** START OF Material provided **

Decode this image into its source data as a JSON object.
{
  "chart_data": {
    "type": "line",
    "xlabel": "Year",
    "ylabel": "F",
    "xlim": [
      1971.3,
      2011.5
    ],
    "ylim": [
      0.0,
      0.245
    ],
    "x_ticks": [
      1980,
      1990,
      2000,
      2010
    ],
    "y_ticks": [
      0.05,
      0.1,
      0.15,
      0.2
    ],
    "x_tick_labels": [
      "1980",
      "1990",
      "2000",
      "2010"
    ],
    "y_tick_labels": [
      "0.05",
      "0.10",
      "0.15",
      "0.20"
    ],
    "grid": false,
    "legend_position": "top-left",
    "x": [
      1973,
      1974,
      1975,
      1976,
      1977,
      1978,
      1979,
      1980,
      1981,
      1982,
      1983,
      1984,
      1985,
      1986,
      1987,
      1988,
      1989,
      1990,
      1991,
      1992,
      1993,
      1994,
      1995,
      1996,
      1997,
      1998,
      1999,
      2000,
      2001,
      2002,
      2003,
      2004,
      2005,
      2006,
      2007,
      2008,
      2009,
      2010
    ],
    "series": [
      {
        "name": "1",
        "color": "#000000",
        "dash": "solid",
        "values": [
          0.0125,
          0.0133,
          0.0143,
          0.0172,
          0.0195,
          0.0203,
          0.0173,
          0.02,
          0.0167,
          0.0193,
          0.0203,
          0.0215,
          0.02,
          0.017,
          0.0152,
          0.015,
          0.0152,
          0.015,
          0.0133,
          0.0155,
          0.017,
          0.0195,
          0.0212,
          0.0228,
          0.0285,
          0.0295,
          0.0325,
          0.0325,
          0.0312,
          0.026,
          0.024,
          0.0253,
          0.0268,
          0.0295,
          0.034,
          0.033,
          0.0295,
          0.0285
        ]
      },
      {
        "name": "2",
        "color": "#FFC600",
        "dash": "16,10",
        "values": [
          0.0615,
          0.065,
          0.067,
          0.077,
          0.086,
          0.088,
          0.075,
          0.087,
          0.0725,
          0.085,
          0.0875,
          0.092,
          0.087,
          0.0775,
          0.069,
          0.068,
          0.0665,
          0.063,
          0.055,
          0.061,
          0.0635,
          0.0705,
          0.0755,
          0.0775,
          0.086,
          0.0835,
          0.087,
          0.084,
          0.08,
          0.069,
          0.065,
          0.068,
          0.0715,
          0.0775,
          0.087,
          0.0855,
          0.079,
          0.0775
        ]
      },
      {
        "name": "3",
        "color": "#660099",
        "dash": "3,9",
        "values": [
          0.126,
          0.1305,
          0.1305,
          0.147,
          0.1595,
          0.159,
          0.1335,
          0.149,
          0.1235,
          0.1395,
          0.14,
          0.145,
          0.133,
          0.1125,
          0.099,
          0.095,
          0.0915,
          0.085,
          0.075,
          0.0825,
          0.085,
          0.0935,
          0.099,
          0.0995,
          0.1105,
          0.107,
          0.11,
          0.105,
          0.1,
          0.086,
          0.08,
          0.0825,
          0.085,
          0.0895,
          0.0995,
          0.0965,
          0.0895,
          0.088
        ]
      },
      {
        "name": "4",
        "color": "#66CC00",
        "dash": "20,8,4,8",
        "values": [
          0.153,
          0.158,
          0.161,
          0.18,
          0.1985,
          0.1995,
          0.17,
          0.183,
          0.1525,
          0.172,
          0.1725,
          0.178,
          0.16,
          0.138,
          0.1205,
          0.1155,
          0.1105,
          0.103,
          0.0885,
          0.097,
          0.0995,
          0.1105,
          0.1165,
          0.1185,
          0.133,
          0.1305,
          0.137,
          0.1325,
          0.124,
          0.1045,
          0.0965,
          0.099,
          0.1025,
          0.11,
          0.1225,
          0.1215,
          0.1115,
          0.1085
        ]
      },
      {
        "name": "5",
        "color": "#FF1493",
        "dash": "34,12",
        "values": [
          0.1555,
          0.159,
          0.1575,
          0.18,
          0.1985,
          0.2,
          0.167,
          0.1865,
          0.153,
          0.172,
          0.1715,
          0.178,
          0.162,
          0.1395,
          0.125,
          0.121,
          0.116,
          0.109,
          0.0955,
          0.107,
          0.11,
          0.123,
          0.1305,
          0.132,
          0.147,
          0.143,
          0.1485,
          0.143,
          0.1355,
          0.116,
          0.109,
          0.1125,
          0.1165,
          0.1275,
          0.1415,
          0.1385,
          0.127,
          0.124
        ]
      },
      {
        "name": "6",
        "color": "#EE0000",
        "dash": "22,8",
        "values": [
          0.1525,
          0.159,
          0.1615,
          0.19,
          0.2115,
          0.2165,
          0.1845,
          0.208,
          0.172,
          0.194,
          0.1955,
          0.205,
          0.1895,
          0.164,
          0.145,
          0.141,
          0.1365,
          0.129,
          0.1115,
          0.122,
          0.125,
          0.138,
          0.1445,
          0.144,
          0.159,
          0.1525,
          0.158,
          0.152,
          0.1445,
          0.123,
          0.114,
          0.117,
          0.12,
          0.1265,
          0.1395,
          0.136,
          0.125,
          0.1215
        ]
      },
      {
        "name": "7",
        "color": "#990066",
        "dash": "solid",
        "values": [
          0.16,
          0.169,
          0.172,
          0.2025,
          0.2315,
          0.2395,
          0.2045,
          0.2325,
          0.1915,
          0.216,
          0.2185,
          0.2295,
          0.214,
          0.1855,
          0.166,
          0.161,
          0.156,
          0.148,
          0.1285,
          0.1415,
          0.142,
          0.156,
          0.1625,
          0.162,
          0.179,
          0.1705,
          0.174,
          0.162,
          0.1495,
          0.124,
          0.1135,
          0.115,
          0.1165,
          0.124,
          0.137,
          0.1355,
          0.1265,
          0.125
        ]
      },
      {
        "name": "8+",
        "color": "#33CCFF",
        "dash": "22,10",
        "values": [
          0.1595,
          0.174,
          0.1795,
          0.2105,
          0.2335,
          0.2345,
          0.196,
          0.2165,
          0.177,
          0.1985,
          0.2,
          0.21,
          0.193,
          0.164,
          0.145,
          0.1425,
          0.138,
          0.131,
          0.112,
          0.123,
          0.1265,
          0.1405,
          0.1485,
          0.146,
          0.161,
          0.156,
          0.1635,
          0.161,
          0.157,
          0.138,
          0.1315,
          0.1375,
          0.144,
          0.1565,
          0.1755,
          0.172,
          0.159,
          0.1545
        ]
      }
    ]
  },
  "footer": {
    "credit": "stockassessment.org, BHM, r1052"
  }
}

** END OF Material provided **

• _Requirement_: Repeat the material above in full, keeping every word.

• _Worked solution_:
Decode this image into its source data as a JSON object.
{
  "chart_data": {
    "type": "line",
    "xlabel": "Year",
    "ylabel": "F",
    "xlim": [
      1971.3,
      2011.5
    ],
    "ylim": [
      0.0,
      0.245
    ],
    "x_ticks": [
      1980,
      1990,
      2000,
      2010
    ],
    "y_ticks": [
      0.05,
      0.1,
      0.15,
      0.2
    ],
    "x_tick_labels": [
      "1980",
      "1990",
      "2000",
      "2010"
    ],
    "y_tick_labels": [
      "0.05",
      "0.10",
      "0.15",
      "0.20"
    ],
    "grid": false,
    "legend_position": "top-left",
    "x": [
      1973,
      1974,
      1975,
      1976,
      1977,
      1978,
      1979,
      1980,
      1981,
      1982,
      1983,
      1984,
      1985,
      1986,
      1987,
      1988,
      1989,
      1990,
      1991,
      1992,
      1993,
      1994,
      1995,
      1996,
      1997,
      1998,
      1999,
      2000,
      2001,
      2002,
      2003,
      2004,
      2005,
      2006,
      2007,
      2008,
      2009,
      2010
    ],
    "series": [
      {
        "name": "1",
        "color": "#000000",
        "dash": "solid",
        "values": [
          0.0125,
          0.0133,
          0.0143,
          0.0172,
          0.0195,
          0.0203,
          0.0173,
          0.02,
          0.0167,
          0.0193,
          0.0203,
          0.0215,
          0.02,
          0.017,
          0.0152,
          0.015,
          0.0152,
          0.015,
          0.0133,
          0.0155,
          0.017,
          0.0195,
          0.0212,
          0.0228,
          0.0285,
          0.0295,
          0.0325,
          0.0325,
          0.0312,
          0.026,
          0.024,
          0.0253,
          0.0268,
          0.0295,
          0.034,
          0.033,
          0.0295,
          0.0285
        ]
      },
      {
        "name": "2",
        "color": "#FFC600",
        "dash": "16,10",
        "values": [
          0.0615,
          0.065,
          0.067,
          0.077,
          0.086,
          0.088,
          0.075,
          0.087,
          0.0725,
          0.085,
          0.0875,
          0.092,
          0.087,
          0.0775,
          0.069,
          0.068,
          0.0665,
          0.063,
          0.055,
          0.061,
          0.0635,
          0.0705,
          0.0755,
          0.0775,
          0.086,
          0.0835,
          0.087,
          0.084,
          0.08,
          0.069,
          0.065,
          0.068,
          0.0715,
          0.0775,
          0.087,
          0.0855,
          0.079,
          0.0775
        ]
      },
      {
        "name": "3",
        "color": "#660099",
        "dash": "3,9",
        "values": [
          0.126,
          0.1305,
          0.1305,
          0.147,
          0.1595,
          0.159,
          0.1335,
          0.149,
          0.1235,
          0.1395,
          0.14,
          0.145,
          0.133,
          0.1125,
          0.099,
          0.095,
          0.0915,
          0.085,
          0.075,
          0.0825,
          0.085,
          0.0935,
          0.099,
          0.0995,
          0.1105,
          0.107,
          0.11,
          0.105,
          0.1,
          0.086,
          0.08,
          0.0825,
          0.085,
          0.0895,
          0.0995,
          0.0965,
          0.0895,
          0.088
        ]
      },
      {
        "name": "4",
        "color": "#66CC00",
        "dash": "20,8,4,8",
        "values": [
          0.153,
          0.158,
          0.161,
          0.18,
          0.1985,
          0.1995,
          0.17,
          0.183,
          0.1525,
          0.172,
          0.1725,
          0.178,
          0.16,
          0.138,
          0.1205,
          0.1155,
          0.1105,
          0.103,
          0.0885,
          0.097,
          0.0995,
          0.1105,
          0.1165,
          0.1185,
          0.133,
          0.1305,
          0.137,
          0.1325,
          0.124,
          0.1045,
          0.0965,
          0.099,
          0.1025,
          0.11,
          0.1225,
          0.1215,
          0.1115,
          0.1085
        ]
      },
      {
        "name": "5",
        "color": "#FF1493",
        "dash": "34,12",
        "values": [
          0.1555,
          0.159,
          0.1575,
          0.18,
          0.1985,
          0.2,
          0.167,
          0.1865,
          0.153,
          0.172,
          0.1715,
          0.178,
          0.162,
          0.1395,
          0.125,
          0.121,
          0.116,
          0.109,
          0.0955,
          0.107,
          0.11,
          0.123,
          0.1305,
          0.132,
          0.147,
          0.143,
          0.1485,
          0.143,
          0.1355,
          0.116,
          0.109,
          0.1125,
          0.1165,
          0.1275,
          0.1415,
          0.1385,
          0.127,
          0.124
        ]
      },
      {
        "name": "6",
        "color": "#EE0000",
        "dash": "22,8",
        "values": [
          0.1525,
          0.159,
          0.1615,
          0.19,
          0.2115,
          0.2165,
          0.1845,
          0.208,
          0.172,
          0.194,
          0.1955,
          0.205,
          0.1895,
          0.164,
          0.145,
          0.141,
          0.1365,
          0.129,
          0.1115,
          0.122,
          0.125,
          0.138,
          0.1445,
          0.144,
          0.159,
          0.1525,
          0.158,
          0.152,
          0.1445,
          0.123,
          0.114,
          0.117,
          0.12,
          0.1265,
          0.1395,
          0.136,
          0.125,
          0.1215
        ]
      },
      {
        "name": "7",
        "color": "#990066",
        "dash": "solid",
        "values": [
          0.16,
          0.169,
          0.172,
          0.2025,
          0.2315,
          0.2395,
          0.2045,
          0.2325,
          0.1915,
          0.216,
          0.2185,
          0.2295,
          0.214,
          0.1855,
          0.166,
          0.161,
          0.156,
          0.148,
          0.1285,
          0.1415,
          0.142,
          0.156,
          0.1625,
          0.162,
          0.179,
          0.1705,
          0.174,
          0.162,
          0.1495,
          0.124,
          0.1135,
          0.115,
          0.1165,
          0.124,
          0.137,
          0.1355,
          0.1265,
          0.125
        ]
      },
      {
        "name": "8+",
        "color": "#33CCFF",
        "dash": "22,10",
        "values": [
          0.1595,
          0.174,
          0.1795,
          0.2105,
          0.2335,
          0.2345,
          0.196,
          0.2165,
          0.177,
          0.1985,
          0.2,
          0.21,
          0.193,
          0.164,
          0.145,
          0.1425,
          0.138,
          0.131,
          0.112,
          0.123,
          0.1265,
          0.1405,
          0.1485,
          0.146,
          0.161,
          0.156,
          0.1635,
          0.161,
          0.157,
          0.138,
          0.1315,
          0.1375,
          0.144,
          0.1565,
          0.1755,
          0.172,
          0.159,
          0.1545
        ]
      }
    ]
  },
  "footer": {
    "credit": "stockassessment.org, BHM, r1052"
  }
}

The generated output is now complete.